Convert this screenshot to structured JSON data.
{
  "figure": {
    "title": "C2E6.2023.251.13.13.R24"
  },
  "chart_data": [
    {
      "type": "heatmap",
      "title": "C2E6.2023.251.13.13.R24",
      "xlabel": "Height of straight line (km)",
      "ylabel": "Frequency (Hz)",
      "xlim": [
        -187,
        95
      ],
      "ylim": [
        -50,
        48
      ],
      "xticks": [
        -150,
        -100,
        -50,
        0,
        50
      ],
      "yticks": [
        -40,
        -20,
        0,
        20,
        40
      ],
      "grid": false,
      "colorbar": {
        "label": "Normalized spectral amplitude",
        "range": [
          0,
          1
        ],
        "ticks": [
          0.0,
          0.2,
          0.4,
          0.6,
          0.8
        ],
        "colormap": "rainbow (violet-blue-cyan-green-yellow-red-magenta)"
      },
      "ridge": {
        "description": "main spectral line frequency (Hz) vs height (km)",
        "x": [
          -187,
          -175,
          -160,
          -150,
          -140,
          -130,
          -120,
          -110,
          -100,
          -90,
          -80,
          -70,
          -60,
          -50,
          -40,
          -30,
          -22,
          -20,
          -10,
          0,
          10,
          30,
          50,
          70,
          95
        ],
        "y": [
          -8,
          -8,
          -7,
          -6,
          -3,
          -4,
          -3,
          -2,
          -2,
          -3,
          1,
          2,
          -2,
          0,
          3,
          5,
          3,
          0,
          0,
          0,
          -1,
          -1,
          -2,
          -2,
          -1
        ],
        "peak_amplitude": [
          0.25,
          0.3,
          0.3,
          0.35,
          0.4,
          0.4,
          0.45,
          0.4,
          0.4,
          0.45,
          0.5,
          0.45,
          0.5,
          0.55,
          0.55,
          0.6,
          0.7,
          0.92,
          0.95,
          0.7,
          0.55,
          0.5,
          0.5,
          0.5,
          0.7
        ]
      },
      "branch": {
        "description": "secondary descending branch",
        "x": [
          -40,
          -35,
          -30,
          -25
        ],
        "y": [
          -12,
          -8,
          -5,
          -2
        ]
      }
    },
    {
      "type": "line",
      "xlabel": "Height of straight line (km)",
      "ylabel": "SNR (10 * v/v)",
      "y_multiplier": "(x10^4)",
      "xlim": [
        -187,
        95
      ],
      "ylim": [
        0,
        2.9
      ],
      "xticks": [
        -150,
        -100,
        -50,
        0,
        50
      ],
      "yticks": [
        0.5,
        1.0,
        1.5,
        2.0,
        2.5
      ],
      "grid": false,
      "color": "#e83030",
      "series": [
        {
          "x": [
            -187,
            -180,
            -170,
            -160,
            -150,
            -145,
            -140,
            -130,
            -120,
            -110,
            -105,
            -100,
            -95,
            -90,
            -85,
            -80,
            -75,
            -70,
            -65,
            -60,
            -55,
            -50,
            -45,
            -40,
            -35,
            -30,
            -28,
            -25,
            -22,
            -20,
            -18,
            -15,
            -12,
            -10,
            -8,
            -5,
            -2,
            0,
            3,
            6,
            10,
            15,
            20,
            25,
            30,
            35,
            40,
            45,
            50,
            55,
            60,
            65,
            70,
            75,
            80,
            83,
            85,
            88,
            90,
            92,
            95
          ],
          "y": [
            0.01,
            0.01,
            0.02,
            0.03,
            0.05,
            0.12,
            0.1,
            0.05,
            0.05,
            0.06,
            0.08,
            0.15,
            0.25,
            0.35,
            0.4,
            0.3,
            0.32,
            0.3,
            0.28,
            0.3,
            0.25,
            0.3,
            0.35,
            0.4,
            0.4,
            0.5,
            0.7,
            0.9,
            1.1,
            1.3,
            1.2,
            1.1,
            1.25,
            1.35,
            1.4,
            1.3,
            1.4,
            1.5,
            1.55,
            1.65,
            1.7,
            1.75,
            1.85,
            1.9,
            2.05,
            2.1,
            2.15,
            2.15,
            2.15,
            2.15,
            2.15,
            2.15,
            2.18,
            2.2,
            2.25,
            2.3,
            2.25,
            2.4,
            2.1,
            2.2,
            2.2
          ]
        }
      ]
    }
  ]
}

▶ _THE TASK_: Each line of the listing should be echoed back exactly.

▶ _COMPLETED TASK_:
Convert this screenshot to structured JSON data.
{
  "figure": {
    "title": "C2E6.2023.251.13.13.R24"
  },
  "chart_data": [
    {
      "type": "heatmap",
      "title": "C2E6.2023.251.13.13.R24",
      "xlabel": "Height of straight line (km)",
      "ylabel": "Frequency (Hz)",
      "xlim": [
        -187,
        95
      ],
      "ylim": [
        -50,
        48
      ],
      "xticks": [
        -150,
        -100,
        -50,
        0,
        50
      ],
      "yticks": [
        -40,
        -20,
        0,
        20,
        40
      ],
      "grid": false,
      "colorbar": {
        "label": "Normalized spectral amplitude",
        "range": [
          0,
          1
        ],
        "ticks": [
          0.0,
          0.2,
          0.4,
          0.6,
          0.8
        ],
        "colormap": "rainbow (violet-blue-cyan-green-yellow-red-magenta)"
      },
      "ridge": {
        "description": "main spectral line frequency (Hz) vs height (km)",
        "x": [
          -187,
          -175,
          -160,
          -150,
          -140,
          -130,
          -120,
          -110,
          -100,
          -90,
          -80,
          -70,
          -60,
          -50,
          -40,
          -30,
          -22,
          -20,
          -10,
          0,
          10,
          30,
          50,
          70,
          95
        ],
        "y": [
          -8,
          -8,
          -7,
          -6,
          -3,
          -4,
          -3,
          -2,
          -2,
          -3,
          1,
          2,
          -2,
          0,
          3,
          5,
          3,
          0,
          0,
          0,
          -1,
          -1,
          -2,
          -2,
          -1
        ],
        "peak_amplitude": [
          0.25,
          0.3,
          0.3,
          0.35,
          0.4,
          0.4,
          0.45,
          0.4,
          0.4,
          0.45,
          0.5,
          0.45,
          0.5,
          0.55,
          0.55,
          0.6,
          0.7,
          0.92,
          0.95,
          0.7,
          0.55,
          0.5,
          0.5,
          0.5,
          0.7
        ]
      },
      "branch": {
        "description": "secondary descending branch",
        "x": [
          -40,
          -35,
          -30,
          -25
        ],
        "y": [
          -12,
          -8,
          -5,
          -2
        ]
      }
    },
    {
      "type": "line",
      "xlabel": "Height of straight line (km)",
      "ylabel": "SNR (10 * v/v)",
      "y_multiplier": "(x10^4)",
      "xlim": [
        -187,
        95
      ],
      "ylim": [
        0,
        2.9
      ],
      "xticks": [
        -150,
        -100,
        -50,
        0,
        50
      ],
      "yticks": [
        0.5,
        1.0,
        1.5,
        2.0,
        2.5
      ],
      "grid": false,
      "color": "#e83030",
      "series": [
        {
          "x": [
            -187,
            -180,
            -170,
            -160,
            -150,
            -145,
            -140,
            -130,
            -120,
            -110,
            -105,
            -100,
            -95,
            -90,
            -85,
            -80,
            -75,
            -70,
            -65,
            -60,
            -55,
            -50,
            -45,
            -40,
            -35,
            -30,
            -28,
            -25,
            -22,
            -20,
            -18,
            -15,
            -12,
            -10,
            -8,
            -5,
            -2,
            0,
            3,
            6,
            10,
            15,
            20,
            25,
            30,
            35,
            40,
            45,
            50,
            55,
            60,
            65,
            70,
            75,
            80,
            83,
            85,
            88,
            90,
            92,
            95
          ],
          "y": [
            0.01,
            0.01,
            0.02,
            0.03,
            0.05,
            0.12,
            0.1,
            0.05,
            0.05,
            0.06,
            0.08,
            0.15,
            0.25,
            0.35,
            0.4,
            0.3,
            0.32,
            0.3,
            0.28,
            0.3,
            0.25,
            0.3,
            0.35,
            0.4,
            0.4,
            0.5,
            0.7,
            0.9,
            1.1,
            1.3,
            1.2,
            1.1,
            1.25,
            1.35,
            1.4,
            1.3,
            1.4,
            1.5,
            1.55,
            1.65,
            1.7,
            1.75,
            1.85,
            1.9,
            2.05,
            2.1,
            2.15,
            2.15,
            2.15,
            2.15,
            2.15,
            2.15,
            2.18,
            2.2,
            2.25,
            2.3,
            2.25,
            2.4,
            2.1,
            2.2,
            2.2
          ]
        }
      ]
    }
  ]
}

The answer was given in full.